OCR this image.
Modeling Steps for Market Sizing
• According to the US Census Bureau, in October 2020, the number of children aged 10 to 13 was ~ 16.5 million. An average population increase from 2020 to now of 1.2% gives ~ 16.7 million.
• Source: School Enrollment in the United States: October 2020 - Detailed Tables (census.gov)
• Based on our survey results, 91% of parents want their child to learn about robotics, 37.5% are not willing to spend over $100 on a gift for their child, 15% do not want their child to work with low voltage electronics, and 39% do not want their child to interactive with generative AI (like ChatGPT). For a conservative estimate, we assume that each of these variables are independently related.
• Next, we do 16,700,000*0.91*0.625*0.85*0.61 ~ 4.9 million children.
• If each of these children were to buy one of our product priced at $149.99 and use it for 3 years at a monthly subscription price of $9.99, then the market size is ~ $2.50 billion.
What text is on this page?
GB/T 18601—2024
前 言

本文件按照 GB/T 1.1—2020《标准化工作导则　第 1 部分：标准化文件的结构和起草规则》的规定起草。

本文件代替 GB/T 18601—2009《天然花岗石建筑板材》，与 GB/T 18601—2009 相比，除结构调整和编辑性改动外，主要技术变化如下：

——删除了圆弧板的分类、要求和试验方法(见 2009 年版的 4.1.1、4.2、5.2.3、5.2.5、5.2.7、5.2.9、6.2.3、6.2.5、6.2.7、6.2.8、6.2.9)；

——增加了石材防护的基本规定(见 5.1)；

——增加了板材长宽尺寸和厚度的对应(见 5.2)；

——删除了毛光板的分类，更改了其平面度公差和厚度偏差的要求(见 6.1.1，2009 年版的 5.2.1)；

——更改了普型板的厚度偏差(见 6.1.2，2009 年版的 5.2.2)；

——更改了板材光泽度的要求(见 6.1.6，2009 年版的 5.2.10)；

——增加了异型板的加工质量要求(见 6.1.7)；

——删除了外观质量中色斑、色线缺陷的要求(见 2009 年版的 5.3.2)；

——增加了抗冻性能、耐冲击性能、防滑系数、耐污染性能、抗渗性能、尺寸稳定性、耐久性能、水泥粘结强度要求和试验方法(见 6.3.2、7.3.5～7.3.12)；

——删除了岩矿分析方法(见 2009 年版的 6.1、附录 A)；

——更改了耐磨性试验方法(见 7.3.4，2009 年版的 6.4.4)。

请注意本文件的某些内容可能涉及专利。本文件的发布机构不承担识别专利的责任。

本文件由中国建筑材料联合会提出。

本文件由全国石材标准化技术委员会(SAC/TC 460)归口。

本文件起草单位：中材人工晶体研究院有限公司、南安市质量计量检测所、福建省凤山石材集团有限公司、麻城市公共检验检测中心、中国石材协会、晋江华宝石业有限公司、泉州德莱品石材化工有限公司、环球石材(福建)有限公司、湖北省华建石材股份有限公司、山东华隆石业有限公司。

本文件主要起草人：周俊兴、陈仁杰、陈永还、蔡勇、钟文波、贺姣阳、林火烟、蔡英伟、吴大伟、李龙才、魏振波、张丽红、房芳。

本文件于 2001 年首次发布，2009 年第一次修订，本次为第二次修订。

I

···

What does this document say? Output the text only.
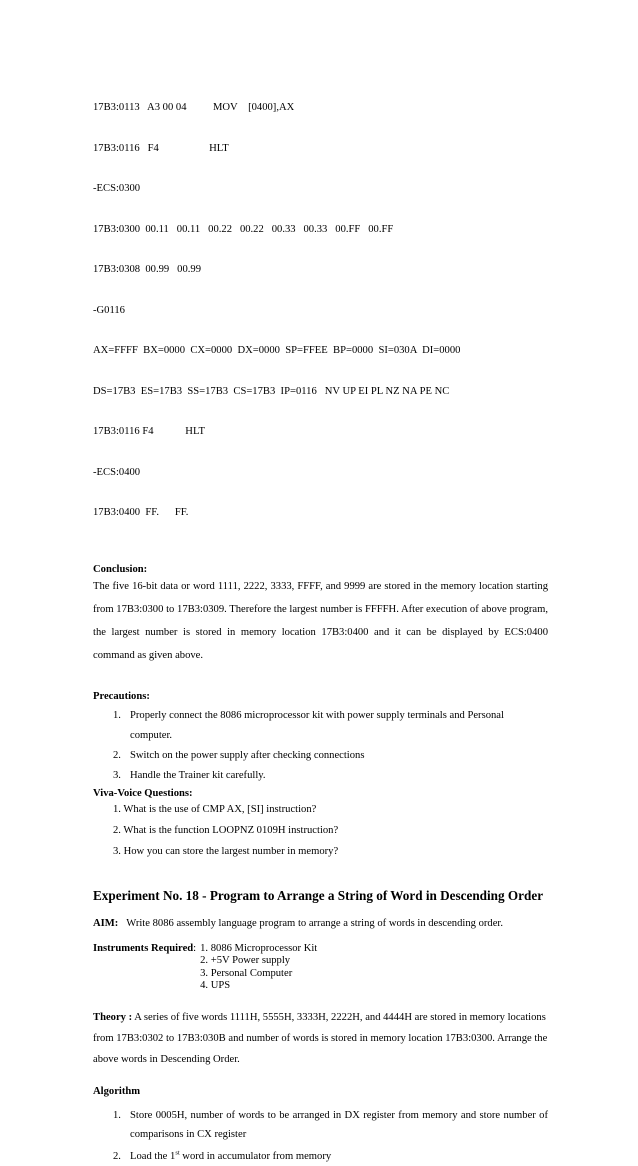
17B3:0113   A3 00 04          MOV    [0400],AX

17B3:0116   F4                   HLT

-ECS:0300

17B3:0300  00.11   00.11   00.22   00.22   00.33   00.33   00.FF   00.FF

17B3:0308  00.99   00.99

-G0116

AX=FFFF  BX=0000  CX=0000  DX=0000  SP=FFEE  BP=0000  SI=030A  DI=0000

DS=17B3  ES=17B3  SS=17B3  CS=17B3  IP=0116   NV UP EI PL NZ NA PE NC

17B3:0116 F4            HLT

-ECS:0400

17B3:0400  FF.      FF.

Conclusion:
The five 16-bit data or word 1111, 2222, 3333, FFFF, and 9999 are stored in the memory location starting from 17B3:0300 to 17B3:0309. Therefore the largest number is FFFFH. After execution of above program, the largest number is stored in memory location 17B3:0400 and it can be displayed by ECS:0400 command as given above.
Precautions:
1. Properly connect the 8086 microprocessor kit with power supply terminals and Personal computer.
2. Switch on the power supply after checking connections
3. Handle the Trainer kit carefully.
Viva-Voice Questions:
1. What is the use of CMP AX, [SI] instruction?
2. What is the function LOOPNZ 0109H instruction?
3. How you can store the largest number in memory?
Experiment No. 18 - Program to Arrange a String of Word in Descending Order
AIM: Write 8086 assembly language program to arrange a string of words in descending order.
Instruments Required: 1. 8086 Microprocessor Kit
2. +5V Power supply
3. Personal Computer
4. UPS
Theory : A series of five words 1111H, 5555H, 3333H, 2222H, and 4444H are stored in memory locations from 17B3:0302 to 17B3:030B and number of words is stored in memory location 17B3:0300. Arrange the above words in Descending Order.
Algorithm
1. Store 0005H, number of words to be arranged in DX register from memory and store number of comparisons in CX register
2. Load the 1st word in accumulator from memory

···

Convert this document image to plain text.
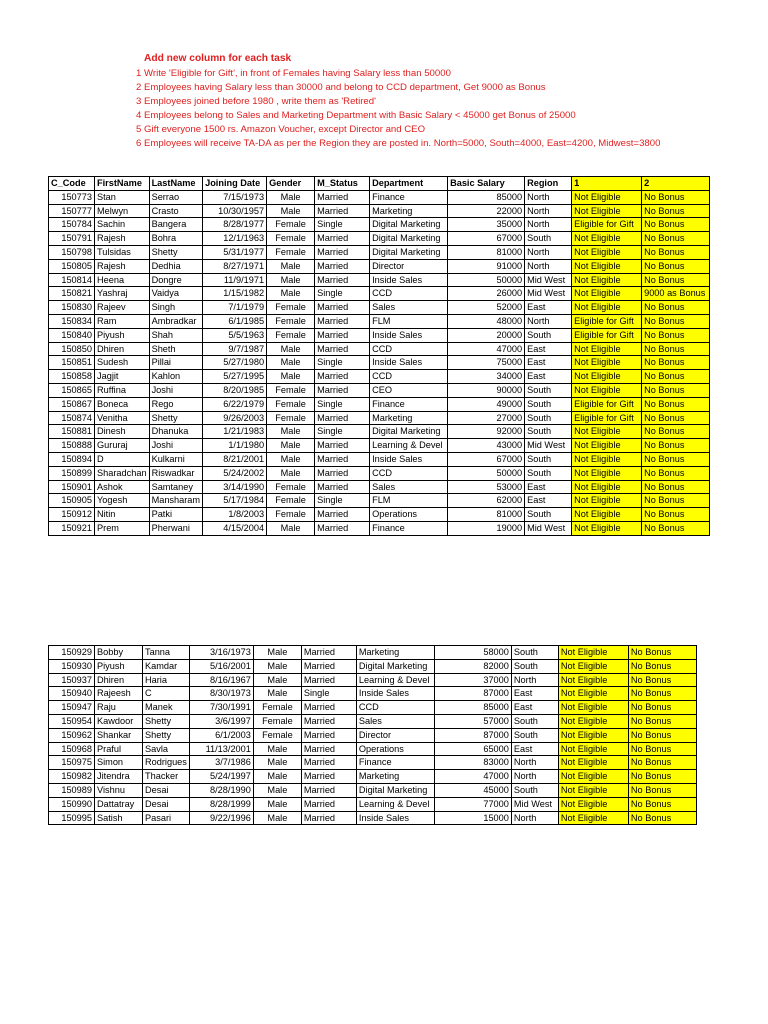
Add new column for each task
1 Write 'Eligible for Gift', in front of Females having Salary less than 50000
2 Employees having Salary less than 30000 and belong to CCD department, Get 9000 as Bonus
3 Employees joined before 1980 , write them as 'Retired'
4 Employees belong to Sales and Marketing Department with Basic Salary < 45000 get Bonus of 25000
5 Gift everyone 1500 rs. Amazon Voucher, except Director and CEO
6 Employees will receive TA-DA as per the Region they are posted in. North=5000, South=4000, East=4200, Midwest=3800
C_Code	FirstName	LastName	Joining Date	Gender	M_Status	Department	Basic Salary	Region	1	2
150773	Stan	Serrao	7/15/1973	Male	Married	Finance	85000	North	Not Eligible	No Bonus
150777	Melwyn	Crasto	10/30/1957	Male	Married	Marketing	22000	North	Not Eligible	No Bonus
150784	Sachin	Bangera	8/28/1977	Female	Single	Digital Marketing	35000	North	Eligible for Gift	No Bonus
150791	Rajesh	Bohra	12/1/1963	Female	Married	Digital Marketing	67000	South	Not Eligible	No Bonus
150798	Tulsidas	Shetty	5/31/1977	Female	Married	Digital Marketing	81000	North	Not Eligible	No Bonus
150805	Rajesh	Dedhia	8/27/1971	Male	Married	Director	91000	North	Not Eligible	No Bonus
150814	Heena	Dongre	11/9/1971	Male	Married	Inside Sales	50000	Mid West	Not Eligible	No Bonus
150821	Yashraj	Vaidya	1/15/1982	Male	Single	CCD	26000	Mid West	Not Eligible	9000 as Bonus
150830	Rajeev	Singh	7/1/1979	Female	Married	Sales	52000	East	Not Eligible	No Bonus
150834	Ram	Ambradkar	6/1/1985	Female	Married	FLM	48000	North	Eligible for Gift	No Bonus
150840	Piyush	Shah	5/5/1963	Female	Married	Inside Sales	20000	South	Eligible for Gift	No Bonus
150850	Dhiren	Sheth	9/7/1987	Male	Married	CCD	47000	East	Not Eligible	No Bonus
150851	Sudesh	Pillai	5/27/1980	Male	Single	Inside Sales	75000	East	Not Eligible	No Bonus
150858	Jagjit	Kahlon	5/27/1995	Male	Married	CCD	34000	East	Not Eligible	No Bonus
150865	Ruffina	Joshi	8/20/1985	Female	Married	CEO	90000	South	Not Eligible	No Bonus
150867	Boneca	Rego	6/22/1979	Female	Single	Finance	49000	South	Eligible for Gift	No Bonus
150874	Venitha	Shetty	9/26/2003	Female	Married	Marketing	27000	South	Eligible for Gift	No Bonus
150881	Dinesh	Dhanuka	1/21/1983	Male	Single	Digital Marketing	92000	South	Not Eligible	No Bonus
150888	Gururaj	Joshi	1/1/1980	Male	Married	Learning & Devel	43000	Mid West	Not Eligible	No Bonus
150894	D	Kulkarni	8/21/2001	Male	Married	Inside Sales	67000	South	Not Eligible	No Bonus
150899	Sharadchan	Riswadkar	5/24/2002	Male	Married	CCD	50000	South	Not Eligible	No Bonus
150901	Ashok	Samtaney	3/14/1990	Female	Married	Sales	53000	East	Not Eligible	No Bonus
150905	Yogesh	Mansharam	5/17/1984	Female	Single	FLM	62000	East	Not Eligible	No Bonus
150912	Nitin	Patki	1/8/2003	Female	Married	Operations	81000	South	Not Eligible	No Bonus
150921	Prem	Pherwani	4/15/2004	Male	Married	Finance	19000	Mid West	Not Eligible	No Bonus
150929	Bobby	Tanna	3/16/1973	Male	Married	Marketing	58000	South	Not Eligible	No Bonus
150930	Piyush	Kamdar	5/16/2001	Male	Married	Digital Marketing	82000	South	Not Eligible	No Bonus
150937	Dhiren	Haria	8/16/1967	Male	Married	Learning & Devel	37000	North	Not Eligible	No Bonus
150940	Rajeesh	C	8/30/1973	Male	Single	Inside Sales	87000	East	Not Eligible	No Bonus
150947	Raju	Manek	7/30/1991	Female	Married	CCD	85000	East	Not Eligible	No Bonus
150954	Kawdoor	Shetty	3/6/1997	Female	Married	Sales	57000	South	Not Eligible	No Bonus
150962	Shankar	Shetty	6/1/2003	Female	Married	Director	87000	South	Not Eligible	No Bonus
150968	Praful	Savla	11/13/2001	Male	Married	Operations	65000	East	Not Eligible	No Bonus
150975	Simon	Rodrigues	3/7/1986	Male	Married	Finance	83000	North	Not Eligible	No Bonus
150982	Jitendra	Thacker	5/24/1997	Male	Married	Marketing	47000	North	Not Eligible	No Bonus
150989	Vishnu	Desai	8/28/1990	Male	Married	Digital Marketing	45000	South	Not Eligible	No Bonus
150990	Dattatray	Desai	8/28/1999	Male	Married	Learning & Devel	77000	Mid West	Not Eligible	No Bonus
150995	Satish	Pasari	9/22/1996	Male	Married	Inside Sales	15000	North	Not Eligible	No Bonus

···

What is being asked » Lines containing the string "Rajesh" should be counted; reply with their number and nothing more.

Task answer » 2